# [DO THIS]
Keep only the lines of the listing that include the word "Identifier", and copy them.

Dataset excerpts
========

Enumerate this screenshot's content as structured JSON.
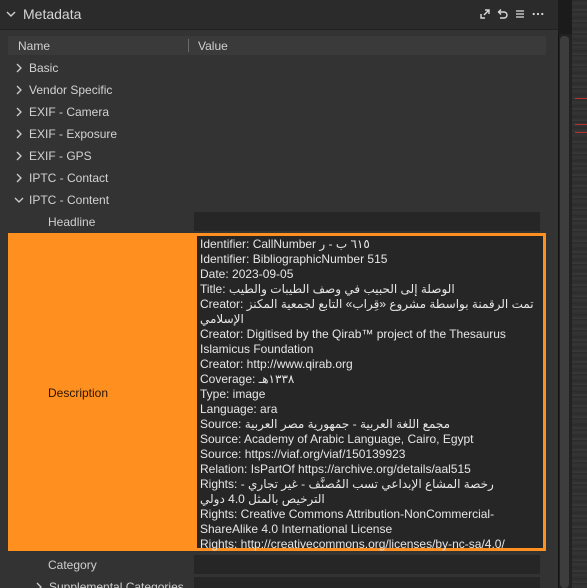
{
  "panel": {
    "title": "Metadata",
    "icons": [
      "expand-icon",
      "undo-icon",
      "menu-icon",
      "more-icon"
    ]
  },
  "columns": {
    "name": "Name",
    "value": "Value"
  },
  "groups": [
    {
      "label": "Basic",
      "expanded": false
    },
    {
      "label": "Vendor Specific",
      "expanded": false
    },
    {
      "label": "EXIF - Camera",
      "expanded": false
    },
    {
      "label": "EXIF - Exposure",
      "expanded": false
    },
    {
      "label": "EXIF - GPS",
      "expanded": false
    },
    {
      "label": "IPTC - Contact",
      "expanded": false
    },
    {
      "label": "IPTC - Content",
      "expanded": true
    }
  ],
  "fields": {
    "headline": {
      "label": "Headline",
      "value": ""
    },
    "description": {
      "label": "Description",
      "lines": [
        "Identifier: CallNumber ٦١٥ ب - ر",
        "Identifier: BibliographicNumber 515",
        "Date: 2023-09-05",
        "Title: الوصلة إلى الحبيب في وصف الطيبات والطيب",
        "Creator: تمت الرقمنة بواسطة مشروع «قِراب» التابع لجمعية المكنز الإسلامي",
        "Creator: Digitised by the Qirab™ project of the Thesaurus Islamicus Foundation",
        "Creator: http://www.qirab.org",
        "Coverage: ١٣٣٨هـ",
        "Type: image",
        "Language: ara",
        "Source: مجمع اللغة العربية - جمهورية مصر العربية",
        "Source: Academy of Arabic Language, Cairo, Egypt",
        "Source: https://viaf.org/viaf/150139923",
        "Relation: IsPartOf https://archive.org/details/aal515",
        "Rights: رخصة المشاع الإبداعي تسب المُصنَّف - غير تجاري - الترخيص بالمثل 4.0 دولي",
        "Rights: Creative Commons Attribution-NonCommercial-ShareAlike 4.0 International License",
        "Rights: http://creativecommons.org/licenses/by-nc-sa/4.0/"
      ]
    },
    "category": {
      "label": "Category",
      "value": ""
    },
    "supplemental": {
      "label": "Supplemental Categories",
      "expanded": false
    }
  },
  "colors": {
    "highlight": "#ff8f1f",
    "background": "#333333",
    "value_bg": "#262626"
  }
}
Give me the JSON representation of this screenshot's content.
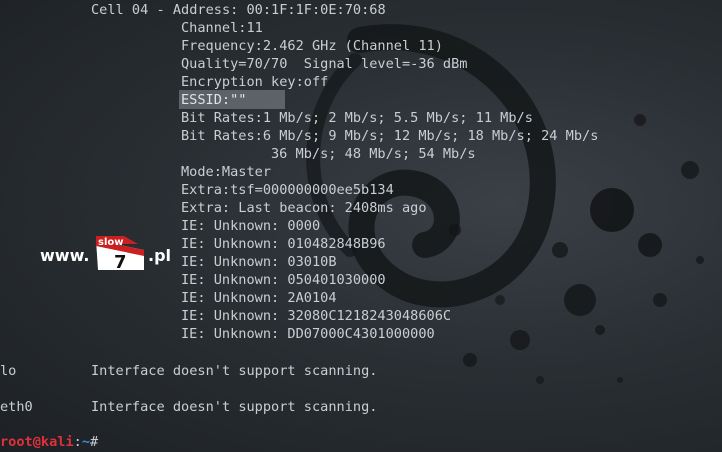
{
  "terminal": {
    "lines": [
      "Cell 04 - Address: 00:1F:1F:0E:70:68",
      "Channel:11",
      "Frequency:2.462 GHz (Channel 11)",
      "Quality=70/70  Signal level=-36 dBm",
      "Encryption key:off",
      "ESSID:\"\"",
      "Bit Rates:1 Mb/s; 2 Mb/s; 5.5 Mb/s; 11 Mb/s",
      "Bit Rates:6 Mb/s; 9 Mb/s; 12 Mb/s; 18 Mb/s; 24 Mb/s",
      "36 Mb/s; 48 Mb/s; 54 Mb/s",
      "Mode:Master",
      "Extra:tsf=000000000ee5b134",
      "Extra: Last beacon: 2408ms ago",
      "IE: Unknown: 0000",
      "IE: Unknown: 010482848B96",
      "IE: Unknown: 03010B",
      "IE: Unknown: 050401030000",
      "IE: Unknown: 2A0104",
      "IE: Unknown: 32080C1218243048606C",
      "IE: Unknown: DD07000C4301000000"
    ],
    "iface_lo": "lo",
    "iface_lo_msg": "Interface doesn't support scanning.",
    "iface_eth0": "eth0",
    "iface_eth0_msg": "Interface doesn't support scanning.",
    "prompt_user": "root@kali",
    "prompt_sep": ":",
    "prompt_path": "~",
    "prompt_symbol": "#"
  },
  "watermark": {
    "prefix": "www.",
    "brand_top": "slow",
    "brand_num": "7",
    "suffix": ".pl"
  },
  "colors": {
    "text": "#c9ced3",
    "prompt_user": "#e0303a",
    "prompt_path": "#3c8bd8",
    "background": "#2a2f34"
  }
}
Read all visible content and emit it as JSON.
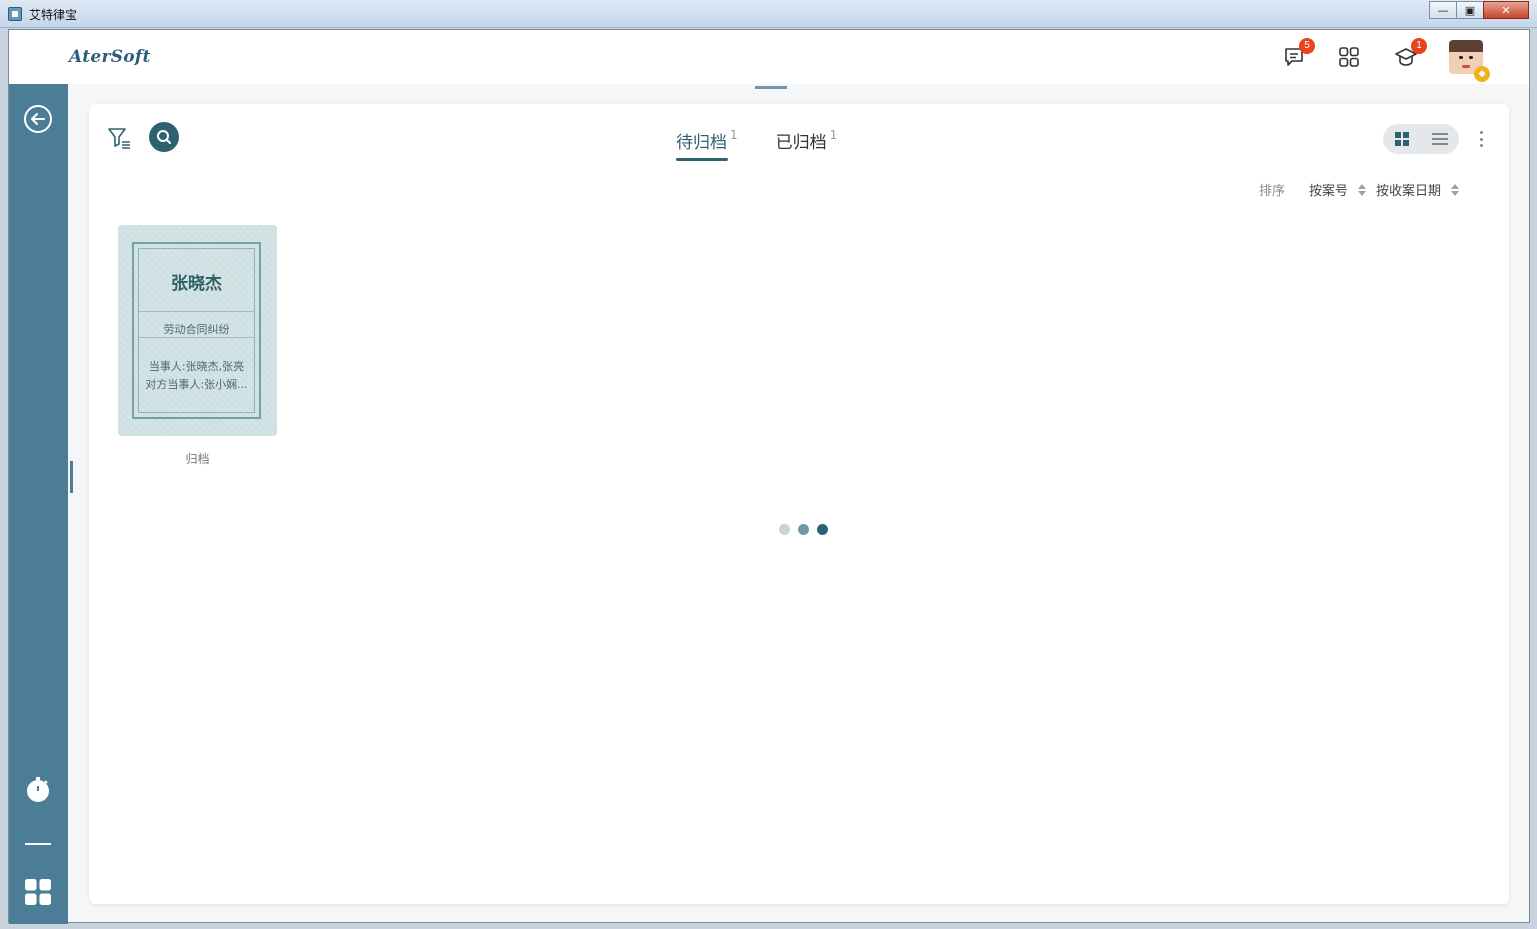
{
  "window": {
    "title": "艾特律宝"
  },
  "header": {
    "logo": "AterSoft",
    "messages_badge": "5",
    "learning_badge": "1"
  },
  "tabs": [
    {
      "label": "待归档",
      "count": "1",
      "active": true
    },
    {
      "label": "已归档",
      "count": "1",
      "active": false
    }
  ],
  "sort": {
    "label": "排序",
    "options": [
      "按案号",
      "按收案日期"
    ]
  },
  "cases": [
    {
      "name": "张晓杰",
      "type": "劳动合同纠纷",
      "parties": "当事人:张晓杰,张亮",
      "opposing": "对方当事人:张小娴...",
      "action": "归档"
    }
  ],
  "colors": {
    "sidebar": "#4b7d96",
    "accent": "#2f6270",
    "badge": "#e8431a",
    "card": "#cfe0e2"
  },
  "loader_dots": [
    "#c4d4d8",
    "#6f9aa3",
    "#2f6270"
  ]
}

========

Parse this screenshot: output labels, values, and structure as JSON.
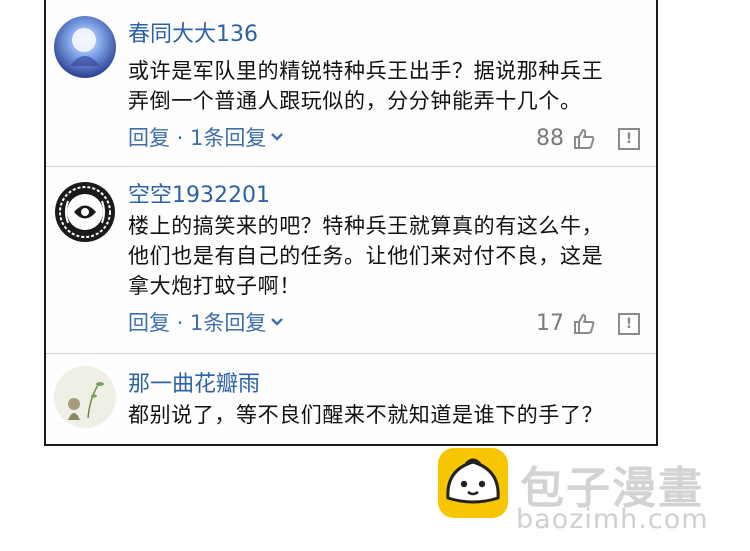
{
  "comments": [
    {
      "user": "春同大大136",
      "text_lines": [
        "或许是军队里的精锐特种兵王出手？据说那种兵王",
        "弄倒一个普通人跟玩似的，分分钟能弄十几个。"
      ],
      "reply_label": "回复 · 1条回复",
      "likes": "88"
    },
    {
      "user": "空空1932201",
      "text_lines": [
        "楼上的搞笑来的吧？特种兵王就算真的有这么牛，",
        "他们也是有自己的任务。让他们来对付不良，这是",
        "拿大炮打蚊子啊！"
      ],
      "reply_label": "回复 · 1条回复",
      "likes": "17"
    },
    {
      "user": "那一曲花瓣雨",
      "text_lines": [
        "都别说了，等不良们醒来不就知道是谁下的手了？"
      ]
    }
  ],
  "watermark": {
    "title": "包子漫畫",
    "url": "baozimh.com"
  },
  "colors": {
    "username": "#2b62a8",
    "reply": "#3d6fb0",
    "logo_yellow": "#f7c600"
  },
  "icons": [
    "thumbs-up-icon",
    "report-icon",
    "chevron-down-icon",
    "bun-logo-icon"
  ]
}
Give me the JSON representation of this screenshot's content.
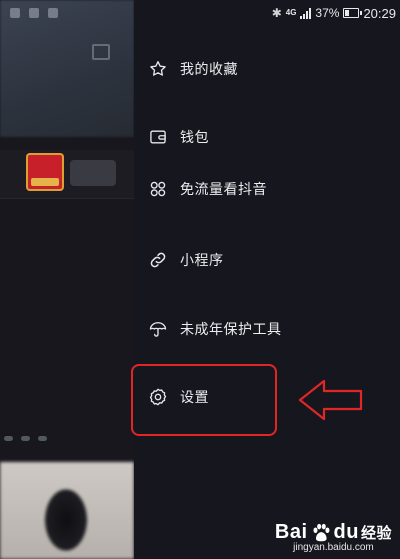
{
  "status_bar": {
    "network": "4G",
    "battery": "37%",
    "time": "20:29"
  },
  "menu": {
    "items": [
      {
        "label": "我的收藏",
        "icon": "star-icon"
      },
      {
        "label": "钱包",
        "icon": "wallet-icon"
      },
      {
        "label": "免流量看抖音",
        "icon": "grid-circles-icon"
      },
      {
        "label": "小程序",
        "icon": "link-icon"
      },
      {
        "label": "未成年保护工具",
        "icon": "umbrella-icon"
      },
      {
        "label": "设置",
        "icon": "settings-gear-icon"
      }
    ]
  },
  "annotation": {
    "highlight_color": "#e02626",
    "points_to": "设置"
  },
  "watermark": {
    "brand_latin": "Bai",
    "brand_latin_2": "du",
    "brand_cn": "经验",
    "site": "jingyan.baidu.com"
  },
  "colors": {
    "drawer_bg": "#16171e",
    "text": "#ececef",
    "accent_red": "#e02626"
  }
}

========

# [ANSWER FOR THE TASK]
        "Identifier: CallNumber ٦١٥ ب - ر",
        "Identifier: BibliographicNumber 515",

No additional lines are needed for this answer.